# Start of Source data

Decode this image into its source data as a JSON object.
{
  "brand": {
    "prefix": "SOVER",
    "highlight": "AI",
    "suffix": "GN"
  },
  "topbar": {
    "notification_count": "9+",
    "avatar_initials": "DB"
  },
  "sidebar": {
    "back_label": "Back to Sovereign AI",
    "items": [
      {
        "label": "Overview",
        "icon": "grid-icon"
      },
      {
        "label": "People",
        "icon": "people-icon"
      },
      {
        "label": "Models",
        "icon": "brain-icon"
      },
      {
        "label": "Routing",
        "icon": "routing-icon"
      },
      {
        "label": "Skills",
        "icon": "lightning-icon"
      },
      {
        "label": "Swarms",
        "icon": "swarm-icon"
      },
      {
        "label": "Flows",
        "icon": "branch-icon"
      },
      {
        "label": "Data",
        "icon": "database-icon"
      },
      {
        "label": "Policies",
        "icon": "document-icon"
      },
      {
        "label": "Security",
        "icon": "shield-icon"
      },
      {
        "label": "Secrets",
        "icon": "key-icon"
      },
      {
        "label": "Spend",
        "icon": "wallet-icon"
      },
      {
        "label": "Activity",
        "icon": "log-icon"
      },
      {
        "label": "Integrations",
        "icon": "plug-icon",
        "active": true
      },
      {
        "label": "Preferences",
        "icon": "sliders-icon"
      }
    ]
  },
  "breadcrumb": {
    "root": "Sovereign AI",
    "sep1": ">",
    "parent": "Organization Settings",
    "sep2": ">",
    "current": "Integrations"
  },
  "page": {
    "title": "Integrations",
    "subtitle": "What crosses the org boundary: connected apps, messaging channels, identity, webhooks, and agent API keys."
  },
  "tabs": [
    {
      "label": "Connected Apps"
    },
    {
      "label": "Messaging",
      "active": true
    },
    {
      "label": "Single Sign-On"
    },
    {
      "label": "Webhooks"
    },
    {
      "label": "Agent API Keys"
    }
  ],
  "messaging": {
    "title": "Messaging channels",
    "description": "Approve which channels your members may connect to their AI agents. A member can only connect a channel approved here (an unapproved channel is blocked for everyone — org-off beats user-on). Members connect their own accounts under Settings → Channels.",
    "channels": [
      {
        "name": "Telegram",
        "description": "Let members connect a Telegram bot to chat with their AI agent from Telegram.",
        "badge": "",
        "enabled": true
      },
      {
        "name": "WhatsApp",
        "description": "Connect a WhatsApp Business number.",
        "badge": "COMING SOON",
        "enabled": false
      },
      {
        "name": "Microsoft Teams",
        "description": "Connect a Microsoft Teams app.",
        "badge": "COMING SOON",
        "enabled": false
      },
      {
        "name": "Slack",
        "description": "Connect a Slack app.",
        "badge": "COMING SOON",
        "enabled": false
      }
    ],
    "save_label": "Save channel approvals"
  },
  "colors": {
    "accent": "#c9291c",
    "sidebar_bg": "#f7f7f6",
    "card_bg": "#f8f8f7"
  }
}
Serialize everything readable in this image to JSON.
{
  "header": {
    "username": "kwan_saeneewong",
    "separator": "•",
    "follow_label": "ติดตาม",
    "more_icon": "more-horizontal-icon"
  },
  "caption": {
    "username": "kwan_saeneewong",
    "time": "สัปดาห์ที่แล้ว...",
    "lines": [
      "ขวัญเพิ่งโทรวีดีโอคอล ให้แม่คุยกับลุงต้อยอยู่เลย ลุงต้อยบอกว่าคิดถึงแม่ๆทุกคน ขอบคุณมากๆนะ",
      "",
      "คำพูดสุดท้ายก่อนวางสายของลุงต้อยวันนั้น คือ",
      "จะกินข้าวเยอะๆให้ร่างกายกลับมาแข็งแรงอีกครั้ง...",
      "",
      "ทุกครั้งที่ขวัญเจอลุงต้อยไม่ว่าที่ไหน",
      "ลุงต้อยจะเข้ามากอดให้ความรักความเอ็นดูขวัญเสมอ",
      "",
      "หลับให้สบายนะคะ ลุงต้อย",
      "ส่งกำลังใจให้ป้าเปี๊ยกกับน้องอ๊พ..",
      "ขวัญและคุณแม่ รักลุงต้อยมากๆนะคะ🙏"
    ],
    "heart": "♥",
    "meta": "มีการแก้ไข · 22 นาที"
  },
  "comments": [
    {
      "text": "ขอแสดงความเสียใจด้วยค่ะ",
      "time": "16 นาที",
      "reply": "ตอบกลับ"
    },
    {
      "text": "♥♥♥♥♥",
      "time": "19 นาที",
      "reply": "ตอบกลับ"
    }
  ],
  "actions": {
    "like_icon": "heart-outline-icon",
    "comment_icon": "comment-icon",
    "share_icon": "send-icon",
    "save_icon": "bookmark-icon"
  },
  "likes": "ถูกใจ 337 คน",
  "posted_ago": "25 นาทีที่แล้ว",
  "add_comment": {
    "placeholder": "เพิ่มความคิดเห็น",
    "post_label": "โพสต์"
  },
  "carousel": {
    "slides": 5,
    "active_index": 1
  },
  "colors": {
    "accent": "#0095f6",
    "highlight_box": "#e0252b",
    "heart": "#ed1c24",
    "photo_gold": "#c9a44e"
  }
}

# End of Source data

The task | From the records above, report the count of lines containing "Slack" and nothing more.

Solution to this task | 2